**WRITTEN INSTRUCTION:** Find the line that contains "Enumerate this screenshot's" and print it and every line after it, exactly, please.

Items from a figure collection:
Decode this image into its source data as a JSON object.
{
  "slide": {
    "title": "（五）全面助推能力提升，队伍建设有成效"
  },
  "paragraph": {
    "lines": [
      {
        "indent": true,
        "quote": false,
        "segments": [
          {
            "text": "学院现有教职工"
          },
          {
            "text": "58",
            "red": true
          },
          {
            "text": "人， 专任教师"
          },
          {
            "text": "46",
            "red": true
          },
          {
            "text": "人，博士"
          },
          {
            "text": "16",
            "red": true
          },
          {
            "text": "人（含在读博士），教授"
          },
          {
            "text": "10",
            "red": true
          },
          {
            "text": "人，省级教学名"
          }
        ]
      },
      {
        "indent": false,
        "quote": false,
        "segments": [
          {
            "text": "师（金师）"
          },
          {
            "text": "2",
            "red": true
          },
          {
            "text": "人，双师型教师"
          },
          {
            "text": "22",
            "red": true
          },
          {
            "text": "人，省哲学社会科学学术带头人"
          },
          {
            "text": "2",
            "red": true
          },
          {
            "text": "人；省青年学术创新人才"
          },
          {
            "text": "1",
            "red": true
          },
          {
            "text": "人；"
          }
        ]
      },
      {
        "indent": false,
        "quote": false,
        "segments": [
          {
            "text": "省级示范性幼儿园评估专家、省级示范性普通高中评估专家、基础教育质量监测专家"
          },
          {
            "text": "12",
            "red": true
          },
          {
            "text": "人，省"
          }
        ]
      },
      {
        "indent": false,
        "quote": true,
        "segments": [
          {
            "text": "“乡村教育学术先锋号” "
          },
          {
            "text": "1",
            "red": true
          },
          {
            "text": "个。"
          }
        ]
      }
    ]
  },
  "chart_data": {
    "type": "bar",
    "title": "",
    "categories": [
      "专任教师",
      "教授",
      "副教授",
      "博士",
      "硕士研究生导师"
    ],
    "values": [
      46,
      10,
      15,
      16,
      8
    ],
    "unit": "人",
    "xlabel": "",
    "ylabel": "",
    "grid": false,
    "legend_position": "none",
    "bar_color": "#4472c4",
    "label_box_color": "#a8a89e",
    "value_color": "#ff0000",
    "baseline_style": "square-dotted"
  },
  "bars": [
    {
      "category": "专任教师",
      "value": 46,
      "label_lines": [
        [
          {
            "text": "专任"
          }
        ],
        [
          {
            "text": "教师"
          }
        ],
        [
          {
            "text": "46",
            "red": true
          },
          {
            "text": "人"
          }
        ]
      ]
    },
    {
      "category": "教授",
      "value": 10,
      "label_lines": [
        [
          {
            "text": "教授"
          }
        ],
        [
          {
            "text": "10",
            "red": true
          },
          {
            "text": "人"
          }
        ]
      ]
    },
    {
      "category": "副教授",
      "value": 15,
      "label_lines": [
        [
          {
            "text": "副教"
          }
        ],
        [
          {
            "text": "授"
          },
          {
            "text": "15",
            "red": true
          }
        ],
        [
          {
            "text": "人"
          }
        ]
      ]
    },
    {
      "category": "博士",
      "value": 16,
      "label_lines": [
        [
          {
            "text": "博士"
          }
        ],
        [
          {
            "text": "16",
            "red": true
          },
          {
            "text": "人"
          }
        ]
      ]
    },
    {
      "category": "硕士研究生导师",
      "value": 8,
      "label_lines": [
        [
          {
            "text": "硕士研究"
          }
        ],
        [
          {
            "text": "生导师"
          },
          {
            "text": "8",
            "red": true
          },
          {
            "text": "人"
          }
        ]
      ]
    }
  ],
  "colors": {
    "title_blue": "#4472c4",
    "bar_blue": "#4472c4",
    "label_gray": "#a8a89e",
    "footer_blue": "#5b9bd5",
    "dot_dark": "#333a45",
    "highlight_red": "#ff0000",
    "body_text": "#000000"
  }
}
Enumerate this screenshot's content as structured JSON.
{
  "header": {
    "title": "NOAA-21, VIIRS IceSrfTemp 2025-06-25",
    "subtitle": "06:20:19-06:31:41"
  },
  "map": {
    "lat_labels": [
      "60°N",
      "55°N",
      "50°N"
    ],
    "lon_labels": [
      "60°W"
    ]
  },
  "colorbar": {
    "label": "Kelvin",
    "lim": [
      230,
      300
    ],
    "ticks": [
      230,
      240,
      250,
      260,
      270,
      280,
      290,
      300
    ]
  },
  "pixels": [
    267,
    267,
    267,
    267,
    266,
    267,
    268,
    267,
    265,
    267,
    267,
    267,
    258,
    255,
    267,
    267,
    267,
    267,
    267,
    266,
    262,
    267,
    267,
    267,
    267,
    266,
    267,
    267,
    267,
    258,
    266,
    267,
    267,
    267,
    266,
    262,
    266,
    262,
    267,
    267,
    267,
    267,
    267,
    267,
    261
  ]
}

**TASK RESULT:**
Enumerate this screenshot's content as structured JSON.
{
  "header": {
    "title": "NOAA-21, VIIRS IceSrfTemp 2025-06-25",
    "subtitle": "06:20:19-06:31:41"
  },
  "map": {
    "lat_labels": [
      "60°N",
      "55°N",
      "50°N"
    ],
    "lon_labels": [
      "60°W"
    ]
  },
  "colorbar": {
    "label": "Kelvin",
    "lim": [
      230,
      300
    ],
    "ticks": [
      230,
      240,
      250,
      260,
      270,
      280,
      290,
      300
    ]
  },
  "pixels": [
    267,
    267,
    267,
    267,
    266,
    267,
    268,
    267,
    265,
    267,
    267,
    267,
    258,
    255,
    267,
    267,
    267,
    267,
    267,
    266,
    262,
    267,
    267,
    267,
    267,
    266,
    267,
    267,
    267,
    258,
    266,
    267,
    267,
    267,
    266,
    262,
    266,
    262,
    267,
    267,
    267,
    267,
    267,
    267,
    261
  ]
}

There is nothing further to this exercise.